Short task: Omit every picture and output the rest of the records exactly as they are.

(Structured figure records)
↓

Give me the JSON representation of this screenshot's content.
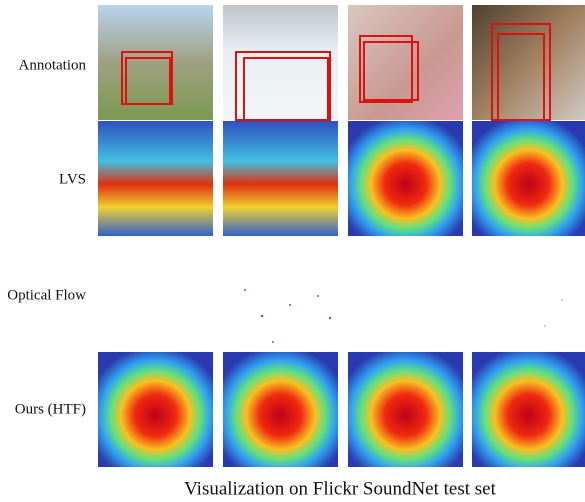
{
  "rows": [
    {
      "label": "Annotation"
    },
    {
      "label": "LVS"
    },
    {
      "label": "Optical Flow"
    },
    {
      "label": "Ours (HTF)"
    }
  ],
  "caption": "Visualization on Flickr SoundNet test set"
}
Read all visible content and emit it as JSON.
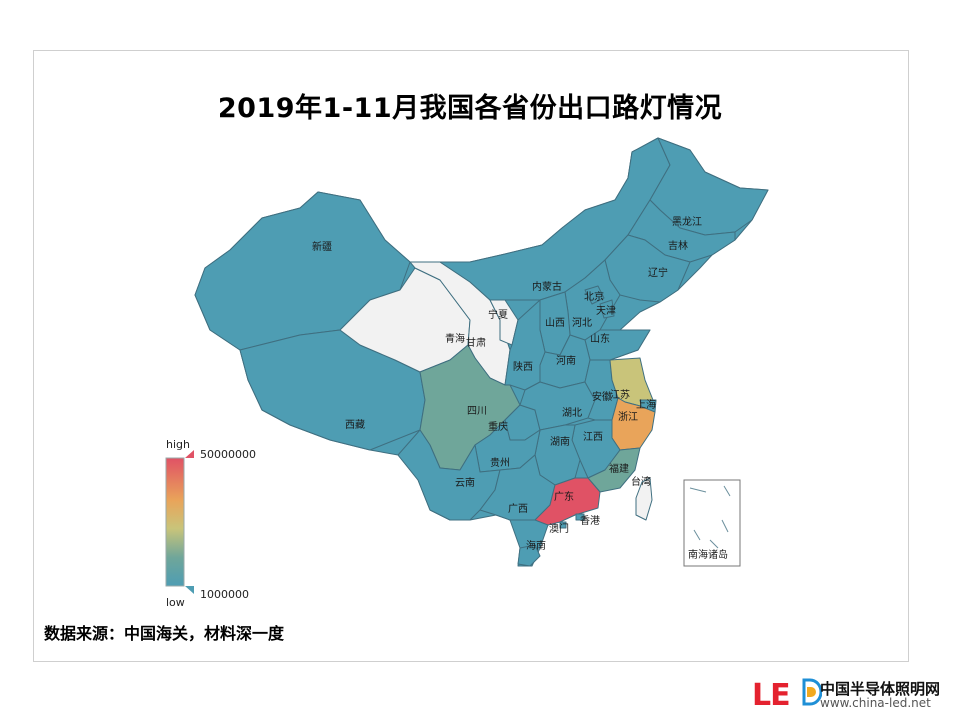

↑

Written response:
Give me the JSON representation of this screenshot's content.
{
  "rows": [
    {
      "label": "Annotation"
    },
    {
      "label": "LVS"
    },
    {
      "label": "Optical Flow"
    },
    {
      "label": "Ours (HTF)"
    }
  ],
  "caption": "Visualization on Flickr SoundNet test set"
}
Read all visible content and emit it as JSON.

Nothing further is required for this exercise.